Where does the string "额定绝缘水平" appear in the records? Copy every line that contains it.

====================

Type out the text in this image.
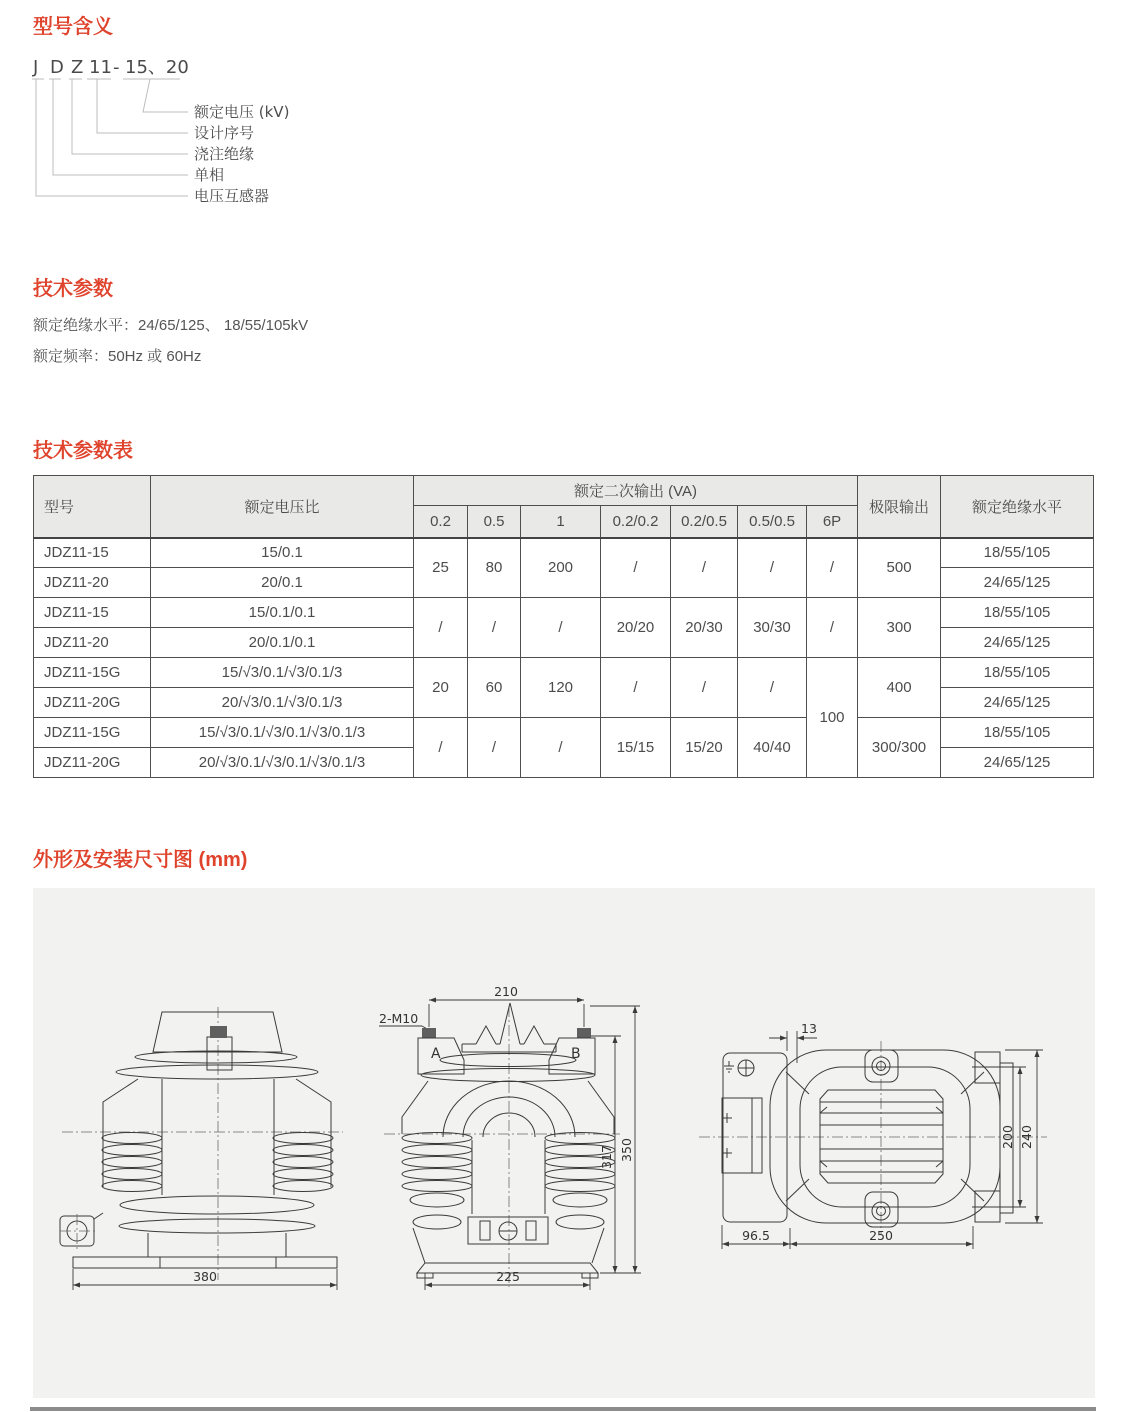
型号含义
J D Z 11 - 15、20
额定电压 (kV)
设计序号
浇注绝缘
单相
电压互感器
技术参数
额定绝缘水平：24/65/125、 18/55/105kV
额定频率：50Hz 或 60Hz
技术参数表
型号	额定电压比	额定二次输出 (VA)							极限输出	额定绝缘水平
		0.2	0.5	1	0.2/0.2	0.2/0.5	0.5/0.5	6P		
JDZ11-15	15/0.1	25	80	200	/	/	/	/	500	18/55/105
JDZ11-20	20/0.1									24/65/125
JDZ11-15	15/0.1/0.1	/	/	/	20/20	20/30	30/30	/	300	18/55/105
JDZ11-20	20/0.1/0.1									24/65/125
JDZ11-15G	15/√3/0.1/√3/0.1/3	20	60	120	/	/	/	100	400	18/55/105
JDZ11-20G	20/√3/0.1/√3/0.1/3									24/65/125
JDZ11-15G	15/√3/0.1/√3/0.1/√3/0.1/3	/	/	/	15/15	15/20	40/40		300/300	18/55/105
JDZ11-20G	20/√3/0.1/√3/0.1/√3/0.1/3									24/65/125
外形及安装尺寸图 (mm)
380
210
2-M10
A	B
225
317 350
13
96.5	250
200 240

====================

EXPECTED ANSWER:
额定绝缘水平：24/65/125、 18/55/105kV
型号	额定电压比	额定二次输出 (VA)							极限输出	额定绝缘水平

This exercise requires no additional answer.